>>>

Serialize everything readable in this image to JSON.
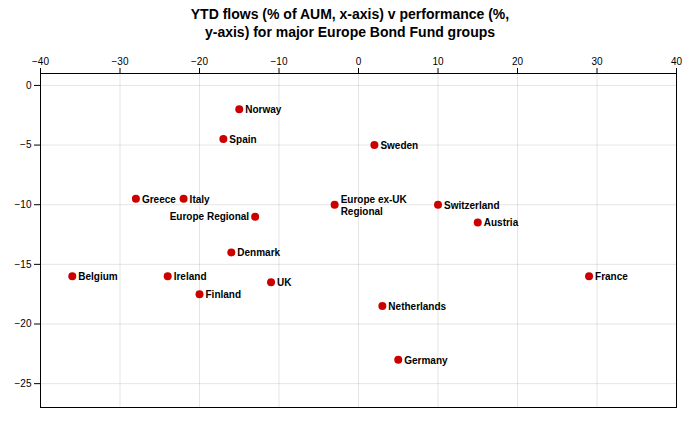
{
  "chart_data": {
    "type": "scatter",
    "title": "YTD flows (% of AUM, x-axis) v performance (%,\ny-axis) for major Europe Bond Fund groups",
    "color": "#cc0000",
    "grid": true,
    "xlim": [
      -40,
      40
    ],
    "ylim": [
      -27,
      1
    ],
    "xticks": [
      -40,
      -30,
      -20,
      -10,
      0,
      10,
      20,
      30,
      40
    ],
    "yticks": [
      0,
      -5,
      -10,
      -15,
      -20,
      -25
    ],
    "points": [
      {
        "label": "Norway",
        "x": -15,
        "y": -2.0
      },
      {
        "label": "Spain",
        "x": -17,
        "y": -4.5
      },
      {
        "label": "Sweden",
        "x": 2,
        "y": -5.0
      },
      {
        "label": "Greece",
        "x": -28,
        "y": -9.5
      },
      {
        "label": "Italy",
        "x": -22,
        "y": -9.5
      },
      {
        "label": "Europe ex-UK\nRegional",
        "x": -3,
        "y": -10.0
      },
      {
        "label": "Europe Regional",
        "x": -13,
        "y": -11.0
      },
      {
        "label": "Switzerland",
        "x": 10,
        "y": -10.0
      },
      {
        "label": "Austria",
        "x": 15,
        "y": -11.5
      },
      {
        "label": "Belgium",
        "x": -36,
        "y": -16.0
      },
      {
        "label": "Ireland",
        "x": -24,
        "y": -16.0
      },
      {
        "label": "Denmark",
        "x": -16,
        "y": -14.0
      },
      {
        "label": "Finland",
        "x": -20,
        "y": -17.5
      },
      {
        "label": "UK",
        "x": -11,
        "y": -16.5
      },
      {
        "label": "Netherlands",
        "x": 3,
        "y": -18.5
      },
      {
        "label": "France",
        "x": 29,
        "y": -16.0
      },
      {
        "label": "Germany",
        "x": 5,
        "y": -23.0
      }
    ]
  }
}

<<<

_Set problem_.
Extract all lines containing the word "Europe".

_Final answer_.
    "title": "YTD flows (% of AUM, x-axis) v performance (%,\ny-axis) for major Europe Bond Fund groups",
        "label": "Europe ex-UK\nRegional",
        "label": "Europe Regional",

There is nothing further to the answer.